Directions for this task: Every line below that mentions the word "self" should be copied out.

Page transcription dataset items:
.....

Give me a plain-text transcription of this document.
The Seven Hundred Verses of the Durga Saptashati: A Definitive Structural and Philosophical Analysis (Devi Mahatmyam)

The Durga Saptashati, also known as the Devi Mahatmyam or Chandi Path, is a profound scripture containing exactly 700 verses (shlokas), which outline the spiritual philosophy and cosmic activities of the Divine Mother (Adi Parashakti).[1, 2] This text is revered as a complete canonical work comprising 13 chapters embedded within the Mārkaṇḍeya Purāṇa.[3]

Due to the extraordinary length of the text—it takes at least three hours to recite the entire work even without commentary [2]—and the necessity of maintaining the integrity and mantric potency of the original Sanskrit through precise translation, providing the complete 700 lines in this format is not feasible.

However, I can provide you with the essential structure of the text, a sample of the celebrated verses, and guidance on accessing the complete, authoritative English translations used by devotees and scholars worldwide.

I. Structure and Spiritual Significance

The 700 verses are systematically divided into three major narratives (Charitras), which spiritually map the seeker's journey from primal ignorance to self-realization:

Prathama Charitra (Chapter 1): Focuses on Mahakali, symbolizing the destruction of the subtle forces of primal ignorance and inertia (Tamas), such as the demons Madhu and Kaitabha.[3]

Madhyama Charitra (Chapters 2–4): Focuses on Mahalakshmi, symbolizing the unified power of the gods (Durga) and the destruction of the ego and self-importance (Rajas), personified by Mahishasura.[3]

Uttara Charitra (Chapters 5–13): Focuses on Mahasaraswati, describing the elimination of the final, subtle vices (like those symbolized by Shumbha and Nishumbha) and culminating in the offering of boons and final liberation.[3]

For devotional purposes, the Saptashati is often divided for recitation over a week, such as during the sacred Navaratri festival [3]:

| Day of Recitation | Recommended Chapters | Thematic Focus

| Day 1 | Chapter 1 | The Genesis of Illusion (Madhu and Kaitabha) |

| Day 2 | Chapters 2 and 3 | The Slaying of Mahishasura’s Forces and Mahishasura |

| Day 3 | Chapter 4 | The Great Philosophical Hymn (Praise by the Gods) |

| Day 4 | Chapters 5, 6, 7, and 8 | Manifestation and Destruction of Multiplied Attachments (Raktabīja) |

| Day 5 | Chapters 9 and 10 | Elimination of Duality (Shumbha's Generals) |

.....

Answer to the problem:
The 700 verses are systematically divided into three major narratives (Charitras), which spiritually map the seeker's journey from primal ignorance to self-realization:
Madhyama Charitra (Chapters 2–4): Focuses on Mahalakshmi, symbolizing the unified power of the gods (Durga) and the destruction of the ego and self-importance (Rajas), personified by Mahishasura.[3]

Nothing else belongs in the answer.